Directions for this task: Return all lines that include the string "Consumer".

Items from a figure collection:
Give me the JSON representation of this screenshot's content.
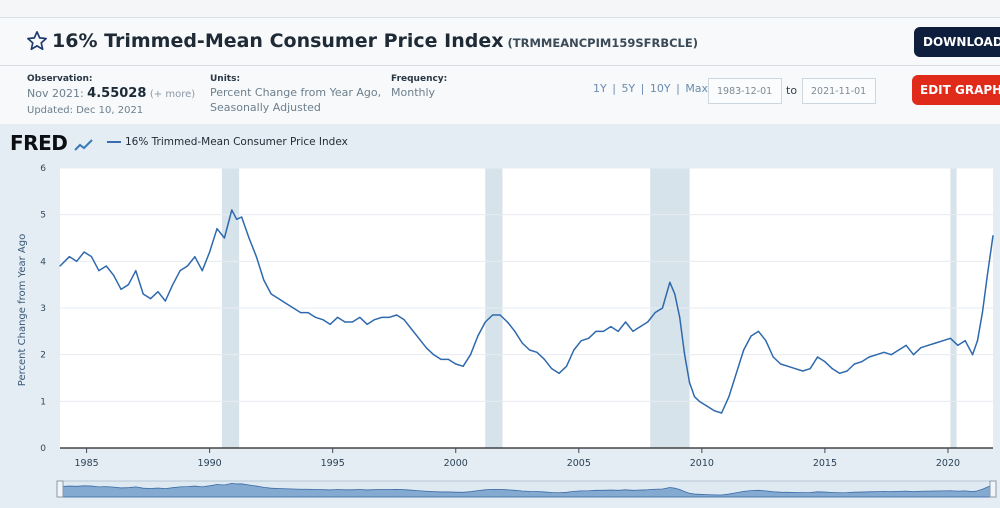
{
  "header": {
    "title": "16% Trimmed-Mean Consumer Price Index",
    "series_id": "(TRMMEANCPIM159SFRBCLE)",
    "download_label": "DOWNLOAD"
  },
  "meta": {
    "observation_label": "Observation:",
    "observation_period": "Nov 2021:",
    "observation_value": "4.55028",
    "observation_more": "(+ more)",
    "updated": "Updated: Dec 10, 2021",
    "units_label": "Units:",
    "units_line1": "Percent Change from Year Ago,",
    "units_line2": "Seasonally Adjusted",
    "frequency_label": "Frequency:",
    "frequency_value": "Monthly",
    "range_1y": "1Y",
    "range_5y": "5Y",
    "range_10y": "10Y",
    "range_max": "Max",
    "sep": "|",
    "start_date": "1983-12-01",
    "to_label": "to",
    "end_date": "2021-11-01",
    "edit_label": "EDIT GRAPH"
  },
  "brand": {
    "logo": "FRED"
  },
  "colors": {
    "series": "#2e69ad",
    "recession": "#d7e3ea",
    "plot_bg": "#ffffff"
  },
  "chart_data": {
    "type": "line",
    "series": [
      {
        "name": "16% Trimmed-Mean Consumer Price Index",
        "points": [
          [
            1983.92,
            3.9
          ],
          [
            1984.3,
            4.1
          ],
          [
            1984.6,
            4.0
          ],
          [
            1984.9,
            4.2
          ],
          [
            1985.2,
            4.1
          ],
          [
            1985.5,
            3.8
          ],
          [
            1985.8,
            3.9
          ],
          [
            1986.1,
            3.7
          ],
          [
            1986.4,
            3.4
          ],
          [
            1986.7,
            3.5
          ],
          [
            1987.0,
            3.8
          ],
          [
            1987.3,
            3.3
          ],
          [
            1987.6,
            3.2
          ],
          [
            1987.9,
            3.35
          ],
          [
            1988.2,
            3.15
          ],
          [
            1988.5,
            3.5
          ],
          [
            1988.8,
            3.8
          ],
          [
            1989.1,
            3.9
          ],
          [
            1989.4,
            4.1
          ],
          [
            1989.7,
            3.8
          ],
          [
            1990.0,
            4.2
          ],
          [
            1990.3,
            4.7
          ],
          [
            1990.6,
            4.5
          ],
          [
            1990.9,
            5.1
          ],
          [
            1991.1,
            4.9
          ],
          [
            1991.3,
            4.95
          ],
          [
            1991.6,
            4.5
          ],
          [
            1991.9,
            4.1
          ],
          [
            1992.2,
            3.6
          ],
          [
            1992.5,
            3.3
          ],
          [
            1992.8,
            3.2
          ],
          [
            1993.1,
            3.1
          ],
          [
            1993.4,
            3.0
          ],
          [
            1993.7,
            2.9
          ],
          [
            1994.0,
            2.9
          ],
          [
            1994.3,
            2.8
          ],
          [
            1994.6,
            2.75
          ],
          [
            1994.9,
            2.65
          ],
          [
            1995.2,
            2.8
          ],
          [
            1995.5,
            2.7
          ],
          [
            1995.8,
            2.7
          ],
          [
            1996.1,
            2.8
          ],
          [
            1996.4,
            2.65
          ],
          [
            1996.7,
            2.75
          ],
          [
            1997.0,
            2.8
          ],
          [
            1997.3,
            2.8
          ],
          [
            1997.6,
            2.85
          ],
          [
            1997.9,
            2.75
          ],
          [
            1998.2,
            2.55
          ],
          [
            1998.5,
            2.35
          ],
          [
            1998.8,
            2.15
          ],
          [
            1999.1,
            2.0
          ],
          [
            1999.4,
            1.9
          ],
          [
            1999.7,
            1.9
          ],
          [
            2000.0,
            1.8
          ],
          [
            2000.3,
            1.75
          ],
          [
            2000.6,
            2.0
          ],
          [
            2000.9,
            2.4
          ],
          [
            2001.2,
            2.7
          ],
          [
            2001.5,
            2.85
          ],
          [
            2001.8,
            2.85
          ],
          [
            2002.1,
            2.7
          ],
          [
            2002.4,
            2.5
          ],
          [
            2002.7,
            2.25
          ],
          [
            2003.0,
            2.1
          ],
          [
            2003.3,
            2.05
          ],
          [
            2003.6,
            1.9
          ],
          [
            2003.9,
            1.7
          ],
          [
            2004.2,
            1.6
          ],
          [
            2004.5,
            1.75
          ],
          [
            2004.8,
            2.1
          ],
          [
            2005.1,
            2.3
          ],
          [
            2005.4,
            2.35
          ],
          [
            2005.7,
            2.5
          ],
          [
            2006.0,
            2.5
          ],
          [
            2006.3,
            2.6
          ],
          [
            2006.6,
            2.5
          ],
          [
            2006.9,
            2.7
          ],
          [
            2007.2,
            2.5
          ],
          [
            2007.5,
            2.6
          ],
          [
            2007.8,
            2.7
          ],
          [
            2008.1,
            2.9
          ],
          [
            2008.4,
            3.0
          ],
          [
            2008.7,
            3.55
          ],
          [
            2008.9,
            3.3
          ],
          [
            2009.1,
            2.8
          ],
          [
            2009.3,
            2.0
          ],
          [
            2009.5,
            1.4
          ],
          [
            2009.7,
            1.1
          ],
          [
            2009.9,
            1.0
          ],
          [
            2010.2,
            0.9
          ],
          [
            2010.5,
            0.8
          ],
          [
            2010.8,
            0.75
          ],
          [
            2011.1,
            1.1
          ],
          [
            2011.4,
            1.6
          ],
          [
            2011.7,
            2.1
          ],
          [
            2012.0,
            2.4
          ],
          [
            2012.3,
            2.5
          ],
          [
            2012.6,
            2.3
          ],
          [
            2012.9,
            1.95
          ],
          [
            2013.2,
            1.8
          ],
          [
            2013.5,
            1.75
          ],
          [
            2013.8,
            1.7
          ],
          [
            2014.1,
            1.65
          ],
          [
            2014.4,
            1.7
          ],
          [
            2014.7,
            1.95
          ],
          [
            2015.0,
            1.85
          ],
          [
            2015.3,
            1.7
          ],
          [
            2015.6,
            1.6
          ],
          [
            2015.9,
            1.65
          ],
          [
            2016.2,
            1.8
          ],
          [
            2016.5,
            1.85
          ],
          [
            2016.8,
            1.95
          ],
          [
            2017.1,
            2.0
          ],
          [
            2017.4,
            2.05
          ],
          [
            2017.7,
            2.0
          ],
          [
            2018.0,
            2.1
          ],
          [
            2018.3,
            2.2
          ],
          [
            2018.6,
            2.0
          ],
          [
            2018.9,
            2.15
          ],
          [
            2019.2,
            2.2
          ],
          [
            2019.5,
            2.25
          ],
          [
            2019.8,
            2.3
          ],
          [
            2020.1,
            2.35
          ],
          [
            2020.4,
            2.2
          ],
          [
            2020.7,
            2.3
          ],
          [
            2021.0,
            2.0
          ],
          [
            2021.2,
            2.3
          ],
          [
            2021.4,
            2.9
          ],
          [
            2021.6,
            3.7
          ],
          [
            2021.83,
            4.55
          ]
        ]
      }
    ],
    "xlim": [
      1983.92,
      2021.83
    ],
    "ylim": [
      0,
      6
    ],
    "yticks": [
      "0",
      "1",
      "2",
      "3",
      "4",
      "5",
      "6"
    ],
    "xticks": [
      "1985",
      "1990",
      "1995",
      "2000",
      "2005",
      "2010",
      "2015",
      "2020"
    ],
    "ylabel": "Percent Change from Year Ago",
    "xlabel": "",
    "grid": true,
    "recessions": [
      [
        1990.5,
        1991.2
      ],
      [
        2001.2,
        2001.9
      ],
      [
        2007.9,
        2009.5
      ],
      [
        2020.1,
        2020.35
      ]
    ]
  }
}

Full output:
    "title": "16% Trimmed-Mean Consumer Price Index",
        "name": "16% Trimmed-Mean Consumer Price Index",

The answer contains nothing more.